Exercise:
Write each line of the records as one string in a JSON list, skipping blank lines.

****

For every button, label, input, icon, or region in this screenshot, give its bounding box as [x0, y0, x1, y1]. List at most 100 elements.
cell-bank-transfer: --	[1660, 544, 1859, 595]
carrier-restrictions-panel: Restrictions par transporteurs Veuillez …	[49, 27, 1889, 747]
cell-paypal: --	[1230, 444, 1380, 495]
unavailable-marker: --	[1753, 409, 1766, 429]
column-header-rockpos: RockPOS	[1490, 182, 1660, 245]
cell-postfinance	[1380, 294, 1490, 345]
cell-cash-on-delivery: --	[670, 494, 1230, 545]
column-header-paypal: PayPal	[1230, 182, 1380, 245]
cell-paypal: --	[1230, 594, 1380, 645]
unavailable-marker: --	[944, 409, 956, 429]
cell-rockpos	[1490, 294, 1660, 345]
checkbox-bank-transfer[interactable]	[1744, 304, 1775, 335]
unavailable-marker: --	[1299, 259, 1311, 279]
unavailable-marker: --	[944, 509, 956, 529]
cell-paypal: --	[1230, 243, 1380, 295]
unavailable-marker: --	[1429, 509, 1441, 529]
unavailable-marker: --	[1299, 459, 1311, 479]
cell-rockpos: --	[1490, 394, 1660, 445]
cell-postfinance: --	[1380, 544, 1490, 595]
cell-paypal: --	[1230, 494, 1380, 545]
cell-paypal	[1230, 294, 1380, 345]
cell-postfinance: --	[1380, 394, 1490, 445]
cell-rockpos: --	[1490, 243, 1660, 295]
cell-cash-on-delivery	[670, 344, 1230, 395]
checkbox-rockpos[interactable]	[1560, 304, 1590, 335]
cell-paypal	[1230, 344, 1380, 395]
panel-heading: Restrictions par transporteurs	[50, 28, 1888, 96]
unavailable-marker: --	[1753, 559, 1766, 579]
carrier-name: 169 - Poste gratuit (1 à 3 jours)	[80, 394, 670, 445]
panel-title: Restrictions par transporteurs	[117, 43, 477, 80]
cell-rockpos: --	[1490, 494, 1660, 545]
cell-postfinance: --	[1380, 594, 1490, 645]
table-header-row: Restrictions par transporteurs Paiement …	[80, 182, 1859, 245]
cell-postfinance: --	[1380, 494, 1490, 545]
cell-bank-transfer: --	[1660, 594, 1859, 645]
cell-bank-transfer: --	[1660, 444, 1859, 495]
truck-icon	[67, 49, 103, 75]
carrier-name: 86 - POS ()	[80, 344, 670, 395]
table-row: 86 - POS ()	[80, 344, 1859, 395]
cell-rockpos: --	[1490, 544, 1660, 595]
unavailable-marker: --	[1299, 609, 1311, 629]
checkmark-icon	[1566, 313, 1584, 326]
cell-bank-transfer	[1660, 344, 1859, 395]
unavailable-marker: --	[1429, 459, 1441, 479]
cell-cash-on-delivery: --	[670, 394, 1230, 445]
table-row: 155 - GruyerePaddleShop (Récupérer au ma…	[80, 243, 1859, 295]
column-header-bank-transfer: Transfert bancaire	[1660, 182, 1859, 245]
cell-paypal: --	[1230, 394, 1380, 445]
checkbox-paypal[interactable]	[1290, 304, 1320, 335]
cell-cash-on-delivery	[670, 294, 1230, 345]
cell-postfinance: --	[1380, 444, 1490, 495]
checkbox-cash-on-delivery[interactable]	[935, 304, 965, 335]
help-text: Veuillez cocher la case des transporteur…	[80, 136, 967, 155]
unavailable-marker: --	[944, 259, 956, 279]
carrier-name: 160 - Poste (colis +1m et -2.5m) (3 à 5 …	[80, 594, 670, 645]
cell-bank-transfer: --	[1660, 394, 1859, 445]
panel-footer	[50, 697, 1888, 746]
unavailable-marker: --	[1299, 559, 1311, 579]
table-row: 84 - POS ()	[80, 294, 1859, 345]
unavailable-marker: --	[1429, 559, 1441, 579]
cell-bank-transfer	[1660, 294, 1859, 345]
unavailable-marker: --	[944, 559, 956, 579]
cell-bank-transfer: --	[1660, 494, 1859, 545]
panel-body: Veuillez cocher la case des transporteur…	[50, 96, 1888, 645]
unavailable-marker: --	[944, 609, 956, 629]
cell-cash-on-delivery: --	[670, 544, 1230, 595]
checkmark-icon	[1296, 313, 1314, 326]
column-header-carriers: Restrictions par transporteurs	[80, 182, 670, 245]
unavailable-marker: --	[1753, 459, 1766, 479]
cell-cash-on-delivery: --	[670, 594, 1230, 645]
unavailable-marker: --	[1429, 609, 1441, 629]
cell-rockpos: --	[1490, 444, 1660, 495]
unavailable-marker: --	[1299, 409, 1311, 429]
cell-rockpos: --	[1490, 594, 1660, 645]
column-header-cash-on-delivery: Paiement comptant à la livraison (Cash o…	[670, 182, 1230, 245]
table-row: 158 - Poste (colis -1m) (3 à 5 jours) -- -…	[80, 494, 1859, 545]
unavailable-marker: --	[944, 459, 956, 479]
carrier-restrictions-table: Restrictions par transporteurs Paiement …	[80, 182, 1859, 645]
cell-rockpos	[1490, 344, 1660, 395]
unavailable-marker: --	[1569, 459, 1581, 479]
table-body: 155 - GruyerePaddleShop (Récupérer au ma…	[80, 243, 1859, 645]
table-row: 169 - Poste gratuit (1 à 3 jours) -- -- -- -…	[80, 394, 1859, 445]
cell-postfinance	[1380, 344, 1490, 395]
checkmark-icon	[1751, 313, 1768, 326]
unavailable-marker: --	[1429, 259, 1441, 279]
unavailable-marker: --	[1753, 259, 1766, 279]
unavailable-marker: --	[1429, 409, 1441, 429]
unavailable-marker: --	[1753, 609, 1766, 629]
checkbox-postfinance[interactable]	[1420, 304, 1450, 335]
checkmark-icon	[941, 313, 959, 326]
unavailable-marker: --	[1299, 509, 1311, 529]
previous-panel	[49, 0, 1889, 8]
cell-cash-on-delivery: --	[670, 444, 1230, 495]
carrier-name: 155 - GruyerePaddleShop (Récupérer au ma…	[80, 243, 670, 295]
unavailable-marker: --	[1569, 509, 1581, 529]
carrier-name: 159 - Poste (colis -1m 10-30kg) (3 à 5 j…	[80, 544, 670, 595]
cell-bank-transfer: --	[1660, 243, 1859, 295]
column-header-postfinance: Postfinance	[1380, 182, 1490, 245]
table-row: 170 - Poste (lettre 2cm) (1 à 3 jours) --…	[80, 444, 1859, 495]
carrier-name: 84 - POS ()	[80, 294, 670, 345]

****

Result for this task:
[
  "For every button, label, input, icon, or region in this screenshot, give its bounding box as [x0, y0, x1, y1]. List at most 100 elements.",
  "cell-bank-transfer: --\t[1660, 544, 1859, 595]",
  "carrier-restrictions-panel: Restrictions par transporteurs Veuillez …\t[49, 27, 1889, 747]",
  "cell-paypal: --\t[1230, 444, 1380, 495]",
  "unavailable-marker: --\t[1753, 409, 1766, 429]",
  "column-header-rockpos: RockPOS\t[1490, 182, 1660, 245]",
  "cell-postfinance\t[1380, 294, 1490, 345]",
  "cell-cash-on-delivery: --\t[670, 494, 1230, 545]",
  "column-header-paypal: PayPal\t[1230, 182, 1380, 245]",
  "cell-paypal: --\t[1230, 594, 1380, 645]",
  "unavailable-marker: --\t[944, 409, 956, 429]",
  "cell-rockpos\t[1490, 294, 1660, 345]",
  "checkbox-bank-transfer[interactable]\t[1744, 304, 1775, 335]",
  "unavailable-marker: --\t[1299, 259, 1311, 279]",
  "unavailable-marker: --\t[944, 509, 956, 529]",
  "cell-paypal: --\t[1230, 243, 1380, 295]",
  "unavailable-marker: --\t[1429, 509, 1441, 529]",
  "unavailable-marker: --\t[1299, 459, 1311, 479]",
  "cell-rockpos: --\t[1490, 394, 1660, 445]",
  "cell-postfinance: --\t[1380, 544, 1490, 595]",
  "cell-paypal: --\t[1230, 494, 1380, 545]",
  "cell-paypal\t[1230, 294, 1380, 345]",
  "cell-postfinance: --\t[1380, 394, 1490, 445]",
  "cell-rockpos: --\t[1490, 243, 1660, 295]",
  "cell-cash-on-delivery\t[670, 344, 1230, 395]",
  "checkbox-rockpos[interactable]\t[1560, 304, 1590, 335]",
  "cell-paypal\t[1230, 344, 1380, 395]",
  "panel-heading: Restrictions par transporteurs\t[50, 28, 1888, 96]",
  "unavailable-marker: --\t[1753, 559, 1766, 579]",
  "carrier-name: 169 - Poste gratuit (1 à 3 jours)\t[80, 394, 670, 445]",
  "panel-title: Restrictions par transporteurs\t[117, 43, 477, 80]",
  "cell-rockpos: --\t[1490, 494, 1660, 545]",
  "cell-postfinance: --\t[1380, 594, 1490, 645]",
  "table-header-row: Restrictions par transporteurs Paiement …\t[80, 182, 1859, 245]",
  "cell-postfinance: --\t[1380, 494, 1490, 545]",
  "cell-bank-transfer: --\t[1660, 594, 1859, 645]",
  "cell-bank-transfer: --\t[1660, 444, 1859, 495]",
  "truck-icon\t[67, 49, 103, 75]",
  "carrier-name: 86 - POS ()\t[80, 344, 670, 395]",
  "table-row: 86 - POS ()\t[80, 344, 1859, 395]",
  "cell-rockpos: --\t[1490, 544, 1660, 595]",
  "unavailable-marker: --\t[1299, 609, 1311, 629]",
  "checkmark-icon\t[1566, 313, 1584, 326]",
  "cell-bank-transfer\t[1660, 344, 1859, 395]",
  "unavailable-marker: --\t[1429, 459, 1441, 479]",
  "cell-cash-on-delivery: --\t[670, 394, 1230, 445]",
  "table-row: 155 - GruyerePaddleShop (Récupérer au ma…\t[80, 243, 1859, 295]",
  "column-header-bank-transfer: Transfert bancaire\t[1660, 182, 1859, 245]",
  "cell-paypal: --\t[1230, 394, 1380, 445]",
  "checkbox-paypal[interactable]\t[1290, 304, 1320, 335]",
  "cell-cash-on-delivery\t[670, 294, 1230, 345]",
  "cell-postfinance: --\t[1380, 444, 1490, 495]",
  "checkbox-cash-on-delivery[interactable]\t[935, 304, 965, 335]",
  "help-text: Veuillez cocher la case des transporteur…\t[80, 136, 967, 155]",
  "unavailable-marker: --\t[944, 259, 956, 279]",
  "carrier-name: 160 - Poste (colis +1m et -2.5m) (3 à 5 …\t[80, 594, 670, 645]",
  "cell-bank-transfer: --\t[1660, 394, 1859, 445]",
  "panel-footer\t[50, 697, 1888, 746]",
  "unavailable-marker: --\t[1299, 559, 1311, 579]",
  "table-row: 84 - POS ()\t[80, 294, 1859, 345]",
  "unavailable-marker: --\t[1429, 559, 1441, 579]",
  "cell-bank-transfer\t[1660, 294, 1859, 345]",
  "unavailable-marker: --\t[944, 559, 956, 579]",
  "cell-bank-transfer: --\t[1660, 494, 1859, 545]",
  "panel-body: Veuillez cocher la case des transporteur…\t[50, 96, 1888, 645]",
  "unavailable-marker: --\t[944, 609, 956, 629]",
  "cell-cash-on-delivery: --\t[670, 544, 1230, 595]",
  "checkmark-icon\t[1296, 313, 1314, 326]",
  "column-header-carriers: Restrictions par transporteurs\t[80, 182, 670, 245]",
  "unavailable-marker: --\t[1753, 459, 1766, 479]",
  "cell-cash-on-delivery: --\t[670, 594, 1230, 645]",
  "unavailable-marker: --\t[1429, 609, 1441, 629]",
  "cell-rockpos: --\t[1490, 444, 1660, 495]",
  "unavailable-marker: --\t[1299, 409, 1311, 429]",
  "cell-rockpos: --\t[1490, 594, 1660, 645]",
  "column-header-cash-on-delivery: Paiement comptant à la livraison (Cash o…\t[670, 182, 1230, 245]",
  "table-row: 158 - Poste (colis -1m) (3 à 5 jours) -- -…\t[80, 494, 1859, 545]",
  "unavailable-marker: --\t[944, 459, 956, 479]",
  "carrier-restrictions-table: Restrictions par transporteurs Paiement …\t[80, 182, 1859, 645]",
  "cell-rockpos\t[1490, 344, 1660, 395]",
  "unavailable-marker: --\t[1569, 459, 1581, 479]",
  "table-body: 155 - GruyerePaddleShop (Récupérer au ma…\t[80, 243, 1859, 645]",
  "table-row: 169 - Poste gratuit (1 à 3 jours) -- -- -- -…\t[80, 394, 1859, 445]",
  "cell-postfinance\t[1380, 344, 1490, 395]",
  "checkmark-icon\t[1751, 313, 1768, 326]",
  "unavailable-marker: --\t[1429, 259, 1441, 279]",
  "unavailable-marker: --\t[1753, 259, 1766, 279]",
  "unavailable-marker: --\t[1429, 409, 1441, 429]",
  "unavailable-marker: --\t[1753, 609, 1766, 629]",
  "checkbox-postfinance[interactable]\t[1420, 304, 1450, 335]",
  "checkmark-icon\t[941, 313, 959, 326]",
  "unavailable-marker: --\t[1299, 509, 1311, 529]",
  "previous-panel\t[49, 0, 1889, 8]",
  "cell-cash-on-delivery: --\t[670, 444, 1230, 495]",
  "carrier-name: 155 - GruyerePaddleShop (Récupérer au ma…\t[80, 243, 670, 295]",
  "unavailable-marker: --\t[1569, 509, 1581, 529]",
  "carrier-name: 159 - Poste (colis -1m 10-30kg) (3 à 5 j…\t[80, 544, 670, 595]",
  "cell-bank-transfer: --\t[1660, 243, 1859, 295]",
  "column-header-postfinance: Postfinance\t[1380, 182, 1490, 245]",
  "table-row: 170 - Poste (lettre 2cm) (1 à 3 jours) --…\t[80, 444, 1859, 495]",
  "carrier-name: 84 - POS ()\t[80, 294, 670, 345]"
]